Given problem:
Lines containing the string "date" are to be collected in full.

[Part of a data file]
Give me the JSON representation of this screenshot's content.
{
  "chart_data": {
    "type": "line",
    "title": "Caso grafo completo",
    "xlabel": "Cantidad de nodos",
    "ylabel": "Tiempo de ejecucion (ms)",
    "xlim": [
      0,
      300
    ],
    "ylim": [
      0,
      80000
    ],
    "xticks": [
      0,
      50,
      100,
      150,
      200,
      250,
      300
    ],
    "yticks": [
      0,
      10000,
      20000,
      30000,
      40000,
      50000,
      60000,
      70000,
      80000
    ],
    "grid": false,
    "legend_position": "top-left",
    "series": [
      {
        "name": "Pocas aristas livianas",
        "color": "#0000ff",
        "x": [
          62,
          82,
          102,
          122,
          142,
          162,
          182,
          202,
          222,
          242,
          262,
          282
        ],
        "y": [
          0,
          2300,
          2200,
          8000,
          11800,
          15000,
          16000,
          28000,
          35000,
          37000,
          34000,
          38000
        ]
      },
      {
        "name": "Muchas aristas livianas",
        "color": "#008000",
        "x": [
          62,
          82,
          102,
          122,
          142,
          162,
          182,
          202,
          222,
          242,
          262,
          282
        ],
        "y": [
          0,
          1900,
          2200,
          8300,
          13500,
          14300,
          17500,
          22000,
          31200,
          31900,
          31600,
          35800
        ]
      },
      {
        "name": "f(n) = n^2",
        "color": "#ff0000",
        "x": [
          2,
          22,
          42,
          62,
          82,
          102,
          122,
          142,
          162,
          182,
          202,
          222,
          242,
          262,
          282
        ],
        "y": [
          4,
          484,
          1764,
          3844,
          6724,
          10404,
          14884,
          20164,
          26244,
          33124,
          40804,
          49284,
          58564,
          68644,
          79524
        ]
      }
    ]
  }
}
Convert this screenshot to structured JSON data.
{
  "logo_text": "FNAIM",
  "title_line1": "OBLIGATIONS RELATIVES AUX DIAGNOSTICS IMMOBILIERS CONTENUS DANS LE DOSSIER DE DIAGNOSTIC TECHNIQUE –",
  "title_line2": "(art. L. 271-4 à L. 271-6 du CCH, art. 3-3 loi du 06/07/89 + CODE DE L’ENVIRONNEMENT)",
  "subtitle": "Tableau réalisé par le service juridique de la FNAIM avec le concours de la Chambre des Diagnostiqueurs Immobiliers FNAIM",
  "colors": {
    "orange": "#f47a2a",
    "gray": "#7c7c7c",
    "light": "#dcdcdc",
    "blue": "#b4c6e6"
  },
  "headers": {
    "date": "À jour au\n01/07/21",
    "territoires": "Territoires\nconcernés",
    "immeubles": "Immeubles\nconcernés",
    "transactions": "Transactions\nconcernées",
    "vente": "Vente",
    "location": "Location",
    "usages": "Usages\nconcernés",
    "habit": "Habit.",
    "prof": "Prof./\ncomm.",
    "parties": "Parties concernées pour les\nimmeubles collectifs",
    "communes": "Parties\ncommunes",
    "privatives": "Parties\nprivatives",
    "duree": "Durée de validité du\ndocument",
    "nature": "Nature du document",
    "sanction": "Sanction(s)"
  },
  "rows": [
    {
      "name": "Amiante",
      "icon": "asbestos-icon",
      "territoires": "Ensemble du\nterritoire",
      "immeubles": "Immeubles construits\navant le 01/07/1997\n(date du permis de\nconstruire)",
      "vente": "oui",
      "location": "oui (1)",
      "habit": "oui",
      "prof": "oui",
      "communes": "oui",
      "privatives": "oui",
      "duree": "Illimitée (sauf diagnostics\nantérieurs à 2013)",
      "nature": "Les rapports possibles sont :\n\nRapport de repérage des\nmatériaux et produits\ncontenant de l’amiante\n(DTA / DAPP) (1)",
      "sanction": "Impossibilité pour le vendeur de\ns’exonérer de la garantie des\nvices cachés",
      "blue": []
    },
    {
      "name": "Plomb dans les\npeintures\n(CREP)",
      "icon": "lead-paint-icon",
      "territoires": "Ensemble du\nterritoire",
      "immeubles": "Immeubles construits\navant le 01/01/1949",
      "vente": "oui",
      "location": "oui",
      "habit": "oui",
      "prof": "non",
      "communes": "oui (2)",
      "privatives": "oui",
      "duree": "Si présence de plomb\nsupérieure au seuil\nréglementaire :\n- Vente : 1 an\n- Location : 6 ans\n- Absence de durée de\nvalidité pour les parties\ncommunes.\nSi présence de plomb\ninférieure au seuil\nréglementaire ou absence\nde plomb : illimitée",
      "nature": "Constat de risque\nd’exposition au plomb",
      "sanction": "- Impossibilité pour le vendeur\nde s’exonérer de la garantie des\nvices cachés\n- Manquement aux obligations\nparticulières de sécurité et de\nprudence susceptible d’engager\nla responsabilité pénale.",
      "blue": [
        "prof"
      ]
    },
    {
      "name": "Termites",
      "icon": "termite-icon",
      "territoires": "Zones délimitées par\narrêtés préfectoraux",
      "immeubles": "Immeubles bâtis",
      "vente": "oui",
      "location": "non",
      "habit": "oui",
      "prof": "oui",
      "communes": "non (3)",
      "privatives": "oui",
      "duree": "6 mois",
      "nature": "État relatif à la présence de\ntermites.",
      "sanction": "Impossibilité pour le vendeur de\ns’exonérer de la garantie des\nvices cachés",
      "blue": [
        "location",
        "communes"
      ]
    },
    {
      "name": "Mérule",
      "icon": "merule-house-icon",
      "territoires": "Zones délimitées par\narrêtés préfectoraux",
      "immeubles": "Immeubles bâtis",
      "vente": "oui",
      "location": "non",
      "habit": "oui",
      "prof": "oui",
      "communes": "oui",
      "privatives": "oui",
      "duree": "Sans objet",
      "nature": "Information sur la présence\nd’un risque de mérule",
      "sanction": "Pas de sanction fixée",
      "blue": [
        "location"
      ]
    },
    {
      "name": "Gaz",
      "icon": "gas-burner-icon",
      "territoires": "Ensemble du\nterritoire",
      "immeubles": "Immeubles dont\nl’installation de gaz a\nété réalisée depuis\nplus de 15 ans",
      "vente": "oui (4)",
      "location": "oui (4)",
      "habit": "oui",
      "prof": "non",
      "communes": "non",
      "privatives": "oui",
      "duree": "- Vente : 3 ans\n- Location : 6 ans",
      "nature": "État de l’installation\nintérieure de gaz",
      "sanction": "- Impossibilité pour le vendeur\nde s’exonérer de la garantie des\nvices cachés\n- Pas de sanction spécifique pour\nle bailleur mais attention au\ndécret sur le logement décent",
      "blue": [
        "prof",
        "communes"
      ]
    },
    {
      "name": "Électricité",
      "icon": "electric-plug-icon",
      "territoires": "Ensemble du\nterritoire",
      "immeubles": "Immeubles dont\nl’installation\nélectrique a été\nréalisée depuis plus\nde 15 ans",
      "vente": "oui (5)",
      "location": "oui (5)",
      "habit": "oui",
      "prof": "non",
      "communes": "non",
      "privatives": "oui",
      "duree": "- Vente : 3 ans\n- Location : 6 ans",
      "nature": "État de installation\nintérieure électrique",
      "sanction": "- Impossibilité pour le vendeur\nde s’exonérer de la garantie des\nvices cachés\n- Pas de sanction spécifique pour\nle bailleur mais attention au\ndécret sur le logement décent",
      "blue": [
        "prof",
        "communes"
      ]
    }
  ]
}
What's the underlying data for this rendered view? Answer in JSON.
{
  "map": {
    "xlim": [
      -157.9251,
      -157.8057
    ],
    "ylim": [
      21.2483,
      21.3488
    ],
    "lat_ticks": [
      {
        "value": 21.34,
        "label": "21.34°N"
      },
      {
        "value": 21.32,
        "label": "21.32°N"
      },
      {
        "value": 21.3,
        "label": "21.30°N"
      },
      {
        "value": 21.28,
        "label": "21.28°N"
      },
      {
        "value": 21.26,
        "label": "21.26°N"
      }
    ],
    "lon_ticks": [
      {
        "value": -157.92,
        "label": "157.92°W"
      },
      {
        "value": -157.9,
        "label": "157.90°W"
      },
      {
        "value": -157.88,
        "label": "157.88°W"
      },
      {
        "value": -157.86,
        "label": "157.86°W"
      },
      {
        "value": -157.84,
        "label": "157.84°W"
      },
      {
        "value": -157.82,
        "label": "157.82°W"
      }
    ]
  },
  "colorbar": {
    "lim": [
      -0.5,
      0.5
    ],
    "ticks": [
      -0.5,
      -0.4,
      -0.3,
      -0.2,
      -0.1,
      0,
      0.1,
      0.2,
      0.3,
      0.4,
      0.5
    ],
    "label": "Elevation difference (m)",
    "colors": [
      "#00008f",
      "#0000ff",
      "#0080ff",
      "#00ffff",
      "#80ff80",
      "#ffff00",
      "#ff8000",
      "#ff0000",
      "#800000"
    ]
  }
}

The answer:
    "date": "À jour au\n01/07/21",
      "immeubles": "Immeubles construits\navant le 01/07/1997\n(date du permis de\nconstruire)",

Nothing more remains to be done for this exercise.